PROBLEM REQUIREMENTS:
Count every line below in which "color" occurs, then give only the count.

MATERIAL PROVIDED:
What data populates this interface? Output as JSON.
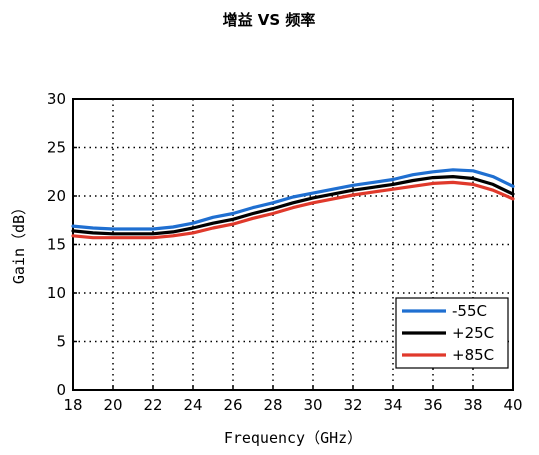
{
  "chart_data": {
    "type": "line",
    "title": "增益 VS 频率",
    "xlabel": "Frequency（GHz）",
    "ylabel": "Gain（dB）",
    "xlim": [
      18,
      40
    ],
    "ylim": [
      0,
      30
    ],
    "xticks": [
      18,
      20,
      22,
      24,
      26,
      28,
      30,
      32,
      34,
      36,
      38,
      40
    ],
    "yticks": [
      0,
      5,
      10,
      15,
      20,
      25,
      30
    ],
    "grid": true,
    "grid_style": "dotted",
    "legend_position": "bottom-right",
    "x": [
      18,
      19,
      20,
      21,
      22,
      23,
      24,
      25,
      26,
      27,
      28,
      29,
      30,
      31,
      32,
      33,
      34,
      35,
      36,
      37,
      38,
      39,
      40
    ],
    "series": [
      {
        "name": "-55C",
        "color": "#1f6fd1",
        "values": [
          16.9,
          16.7,
          16.6,
          16.6,
          16.6,
          16.8,
          17.2,
          17.8,
          18.2,
          18.8,
          19.3,
          19.9,
          20.3,
          20.7,
          21.1,
          21.4,
          21.7,
          22.2,
          22.5,
          22.7,
          22.6,
          22.0,
          21.0
        ]
      },
      {
        "name": "+25C",
        "color": "#000000",
        "values": [
          16.4,
          16.2,
          16.1,
          16.1,
          16.1,
          16.3,
          16.7,
          17.2,
          17.6,
          18.2,
          18.7,
          19.3,
          19.8,
          20.2,
          20.6,
          20.9,
          21.2,
          21.6,
          21.9,
          22.0,
          21.8,
          21.2,
          20.2
        ]
      },
      {
        "name": "+85C",
        "color": "#e0392b",
        "values": [
          15.9,
          15.7,
          15.7,
          15.7,
          15.7,
          15.9,
          16.2,
          16.7,
          17.1,
          17.7,
          18.2,
          18.8,
          19.3,
          19.7,
          20.1,
          20.4,
          20.7,
          21.0,
          21.3,
          21.4,
          21.2,
          20.6,
          19.7
        ]
      }
    ]
  }
}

ANSWER FOR THE TASK:
3